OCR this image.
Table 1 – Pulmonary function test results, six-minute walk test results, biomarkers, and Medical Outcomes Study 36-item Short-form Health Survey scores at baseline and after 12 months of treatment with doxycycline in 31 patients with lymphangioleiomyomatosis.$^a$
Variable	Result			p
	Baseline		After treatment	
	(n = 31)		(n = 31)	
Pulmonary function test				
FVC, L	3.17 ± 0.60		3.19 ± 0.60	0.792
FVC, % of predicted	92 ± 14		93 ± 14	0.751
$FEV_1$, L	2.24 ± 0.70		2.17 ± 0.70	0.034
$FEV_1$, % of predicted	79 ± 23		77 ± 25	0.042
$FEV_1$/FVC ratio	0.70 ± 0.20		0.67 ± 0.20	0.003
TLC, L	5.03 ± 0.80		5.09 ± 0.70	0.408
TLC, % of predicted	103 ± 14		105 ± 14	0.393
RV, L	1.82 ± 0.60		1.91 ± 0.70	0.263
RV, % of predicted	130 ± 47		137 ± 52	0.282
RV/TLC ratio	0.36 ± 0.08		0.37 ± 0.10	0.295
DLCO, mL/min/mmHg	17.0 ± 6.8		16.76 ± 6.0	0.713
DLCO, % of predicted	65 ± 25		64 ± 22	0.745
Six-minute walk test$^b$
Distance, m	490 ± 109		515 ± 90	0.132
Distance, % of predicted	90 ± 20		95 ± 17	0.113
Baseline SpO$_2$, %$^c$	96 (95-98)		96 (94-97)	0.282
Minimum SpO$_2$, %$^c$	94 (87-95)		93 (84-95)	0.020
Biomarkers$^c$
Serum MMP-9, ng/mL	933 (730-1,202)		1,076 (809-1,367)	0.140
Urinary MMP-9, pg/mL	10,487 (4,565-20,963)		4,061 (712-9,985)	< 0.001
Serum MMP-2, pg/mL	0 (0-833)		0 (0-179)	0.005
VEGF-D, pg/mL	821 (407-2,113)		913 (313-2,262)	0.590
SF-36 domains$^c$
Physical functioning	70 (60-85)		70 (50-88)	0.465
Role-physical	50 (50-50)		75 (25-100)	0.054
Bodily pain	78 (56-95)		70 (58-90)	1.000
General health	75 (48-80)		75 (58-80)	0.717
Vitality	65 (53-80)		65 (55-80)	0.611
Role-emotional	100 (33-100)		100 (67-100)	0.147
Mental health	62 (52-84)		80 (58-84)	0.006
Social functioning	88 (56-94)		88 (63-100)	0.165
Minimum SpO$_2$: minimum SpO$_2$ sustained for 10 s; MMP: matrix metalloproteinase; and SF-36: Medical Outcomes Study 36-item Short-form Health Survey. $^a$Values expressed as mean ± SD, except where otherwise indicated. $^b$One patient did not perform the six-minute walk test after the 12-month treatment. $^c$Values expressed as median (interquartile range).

Task requirements -> Only the lines that contain the string "DLCO" should be copied from the entries above.

Answer to this exercise ->
DLCO, mL/min/mmHg	17.0 ± 6.8		16.76 ± 6.0	0.713
DLCO, % of predicted	65 ± 25		64 ± 22	0.745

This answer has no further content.